**Document section**
★ ★ ★ ★ ★ ★ ★

The Palm Beach Daily News reported: "The workers were told they would not be allowed to set up aid stations because the Louisiana Department of Homeland Security wanted people to leave the battered city, and officials feared that feeding and aid stations would discourage them from leaving."
In the Sept. 1 portion of a Katrina timeline (registration required) titled "Lessons from the Tragedy," Knight Ridder reported:
At times, state officials also seemed to stand in the way of relief measures. ... The Red Cross begged to be allowed to distribute aid at the convention center, but was apparently blocked by Louisiana officials. National director Marty Evans made a personal plea to Blanco, the governor. But state officials said to wait for better conditions.
Both articles echo the most recent version of events offered by Red Cross president and CEO Marsha J. "Marty" Evans, a version that also happens to be, as Media Matters for America has noted, entirely consistent with the Bush administration's efforts to re-direct blame for failures in the relief effort onto state and local officials.The Daily News and Knight Ridder accounts echo reports that have also appeared on Fox News and other conservative media over the past week. On the September 11 broadcast of Fox Broadcasting Co.'s Fox News Sunday, host Chris Wallace and Fox News Washington managing editor Brit Hume continued to repeat Fox's pattern of misinformation.
In echoing the version of events first articulated by Evans on the September 6 edition of Fox News' The O'Reilly Factor, the Daily News, Knight Ridder, and Fox all omitted a key fact: In earlier statements by Evans and the Red Cross, the organization made clear that it concurred with the assessment by officials on the ground that New Orleans proper was unsafe for the Red Cross to enter. As Media Matters has noted , in a September 2 interview with CNN's Larry King, Evans agreed that the Red Cross had not entered New Orleans because "it was not safe to be in the city, and it's not been safe to go back into the city ... We were asked -- directed -- by the National Guard and the city and the state emergency management not to go into New Orleans because it was not safe." A Red Cross frequently-asked-questions (FAQ) document apparently posted on September 2 also notes, "We are an organization of civilian volunteers and cannot get relief aid into any location until the local authorities say it is safe and provide us with security and access." During the 1 p.m. ET segment of Fox News Live on September 8, a local Red Cross spokesman in Baton Rouge, Louisiana, apparently still held to this position. Fox News anchor Gretchen Carlson asked Red Cross spokesman Jason Golden whether the organization was "on board with this mission, then, to not have the Red Cross in New Orleans?" He responded, "Absolutely."

★ ★ ★ ★ ★ ★ ★

**Material provided**
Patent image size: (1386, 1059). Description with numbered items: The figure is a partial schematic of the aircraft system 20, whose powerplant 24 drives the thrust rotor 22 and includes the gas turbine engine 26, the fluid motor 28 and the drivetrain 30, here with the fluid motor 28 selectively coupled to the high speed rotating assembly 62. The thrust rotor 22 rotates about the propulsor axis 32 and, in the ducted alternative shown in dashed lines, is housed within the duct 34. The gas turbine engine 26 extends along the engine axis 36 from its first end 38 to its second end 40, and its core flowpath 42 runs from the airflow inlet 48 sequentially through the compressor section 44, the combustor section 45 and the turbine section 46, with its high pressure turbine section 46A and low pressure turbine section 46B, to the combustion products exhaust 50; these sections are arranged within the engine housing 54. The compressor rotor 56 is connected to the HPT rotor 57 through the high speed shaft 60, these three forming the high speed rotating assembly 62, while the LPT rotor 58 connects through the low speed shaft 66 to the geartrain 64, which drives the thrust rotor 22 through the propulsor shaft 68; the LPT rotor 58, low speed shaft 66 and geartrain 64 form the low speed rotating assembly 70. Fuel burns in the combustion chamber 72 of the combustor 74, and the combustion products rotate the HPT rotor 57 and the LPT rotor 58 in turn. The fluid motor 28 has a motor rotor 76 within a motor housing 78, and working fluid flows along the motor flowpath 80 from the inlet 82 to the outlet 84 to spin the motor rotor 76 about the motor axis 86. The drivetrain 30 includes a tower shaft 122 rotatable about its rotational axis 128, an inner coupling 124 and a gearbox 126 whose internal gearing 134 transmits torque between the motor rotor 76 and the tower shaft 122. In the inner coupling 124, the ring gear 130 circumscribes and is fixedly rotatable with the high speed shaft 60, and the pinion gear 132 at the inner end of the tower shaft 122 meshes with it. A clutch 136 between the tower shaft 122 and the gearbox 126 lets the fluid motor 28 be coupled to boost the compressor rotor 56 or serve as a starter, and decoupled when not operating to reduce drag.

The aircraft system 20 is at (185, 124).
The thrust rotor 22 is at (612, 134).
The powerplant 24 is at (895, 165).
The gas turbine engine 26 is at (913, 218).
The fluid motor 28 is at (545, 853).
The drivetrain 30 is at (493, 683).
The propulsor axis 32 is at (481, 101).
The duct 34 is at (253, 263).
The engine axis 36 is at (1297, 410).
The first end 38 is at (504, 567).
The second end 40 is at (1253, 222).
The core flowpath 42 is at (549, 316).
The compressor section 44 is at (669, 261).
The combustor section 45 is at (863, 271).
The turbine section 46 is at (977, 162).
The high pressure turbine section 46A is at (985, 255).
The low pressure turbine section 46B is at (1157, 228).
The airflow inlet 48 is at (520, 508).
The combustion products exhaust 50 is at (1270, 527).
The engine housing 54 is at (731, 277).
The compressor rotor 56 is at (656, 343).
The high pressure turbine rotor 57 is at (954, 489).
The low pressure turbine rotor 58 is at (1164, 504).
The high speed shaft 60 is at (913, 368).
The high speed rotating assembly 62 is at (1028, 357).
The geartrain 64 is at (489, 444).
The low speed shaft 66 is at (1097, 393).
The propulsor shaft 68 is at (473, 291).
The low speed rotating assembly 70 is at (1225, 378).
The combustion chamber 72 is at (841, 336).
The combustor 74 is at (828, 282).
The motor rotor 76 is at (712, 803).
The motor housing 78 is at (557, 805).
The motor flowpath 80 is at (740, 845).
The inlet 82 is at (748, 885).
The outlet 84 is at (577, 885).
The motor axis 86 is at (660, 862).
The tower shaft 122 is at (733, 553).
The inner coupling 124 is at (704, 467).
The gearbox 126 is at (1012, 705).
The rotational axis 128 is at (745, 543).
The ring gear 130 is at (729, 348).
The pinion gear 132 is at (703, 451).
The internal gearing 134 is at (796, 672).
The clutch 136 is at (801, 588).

★ ★ ★ ★ ★ ★ ★

**Task**
Please quote the passage on Red Cross aid after Katrina between "Both articles echo" and "pattern of misinformation.", inclusive. This material was drawn from a separate source.

**Response**
Both articles echo the most recent version of events offered by Red Cross president and CEO Marsha J. "Marty" Evans, a version that also happens to be, as Media Matters for America has noted, entirely consistent with the Bush administration's efforts to re-direct blame for failures in the relief effort onto state and local officials.The Daily News and Knight Ridder accounts echo reports that have also appeared on Fox News and other conservative media over the past week. On the September 11 broadcast of Fox Broadcasting Co.'s Fox News Sunday, host Chris Wallace and Fox News Washington managing editor Brit Hume continued to repeat Fox's pattern of misinformation.